*PROBLEM STATEMENT:*
Strip the pictures and reproduce the rest of the listing exactly.

*RECORD SET:*
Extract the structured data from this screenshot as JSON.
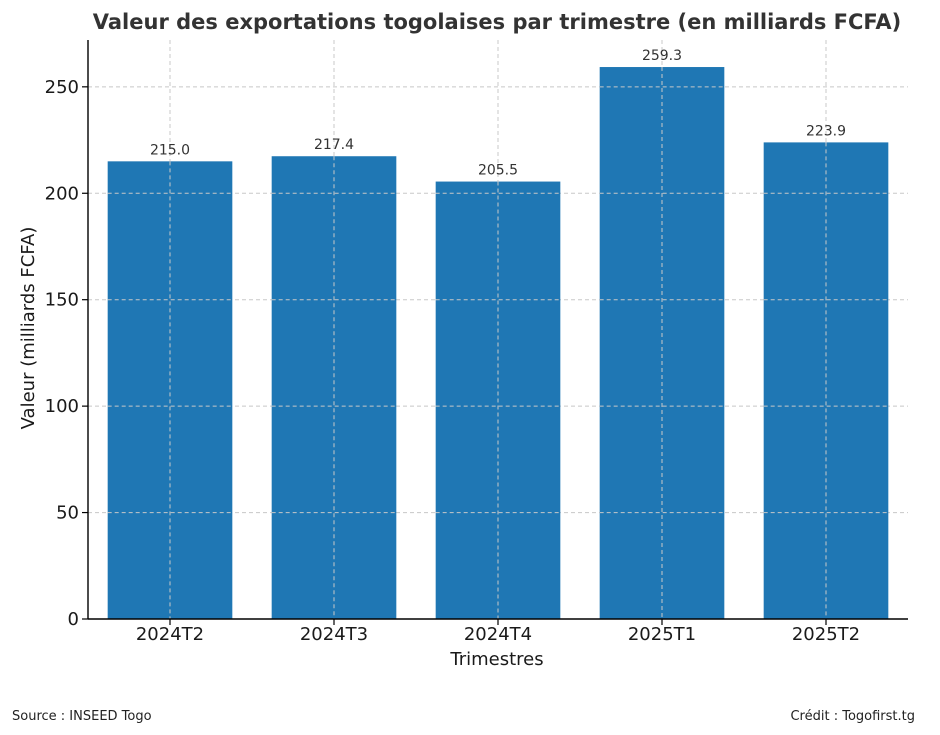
{
  "chart_data": {
    "type": "bar",
    "title": "Valeur des exportations togolaises par trimestre (en milliards FCFA)",
    "xlabel": "Trimestres",
    "ylabel": "Valeur (milliards FCFA)",
    "categories": [
      "2024T2",
      "2024T3",
      "2024T4",
      "2025T1",
      "2025T2"
    ],
    "values": [
      215.0,
      217.4,
      205.5,
      259.3,
      223.9
    ],
    "value_labels": [
      "215.0",
      "217.4",
      "205.5",
      "259.3",
      "223.9"
    ],
    "ylim": [
      0,
      272
    ],
    "yticks": [
      0,
      50,
      100,
      150,
      200,
      250
    ],
    "grid": true,
    "bar_color": "#1f77b4"
  },
  "footer": {
    "source": "Source : INSEED Togo",
    "credit": "Crédit : Togofirst.tg"
  }
}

*EXERCISE SOLUTION:*
Extract the structured data from this screenshot as JSON.
{
  "chart_data": {
    "type": "bar",
    "title": "Valeur des exportations togolaises par trimestre (en milliards FCFA)",
    "xlabel": "Trimestres",
    "ylabel": "Valeur (milliards FCFA)",
    "categories": [
      "2024T2",
      "2024T3",
      "2024T4",
      "2025T1",
      "2025T2"
    ],
    "values": [
      215.0,
      217.4,
      205.5,
      259.3,
      223.9
    ],
    "value_labels": [
      "215.0",
      "217.4",
      "205.5",
      "259.3",
      "223.9"
    ],
    "ylim": [
      0,
      272
    ],
    "yticks": [
      0,
      50,
      100,
      150,
      200,
      250
    ],
    "grid": true,
    "bar_color": "#1f77b4"
  },
  "footer": {
    "source": "Source : INSEED Togo",
    "credit": "Crédit : Togofirst.tg"
  }
}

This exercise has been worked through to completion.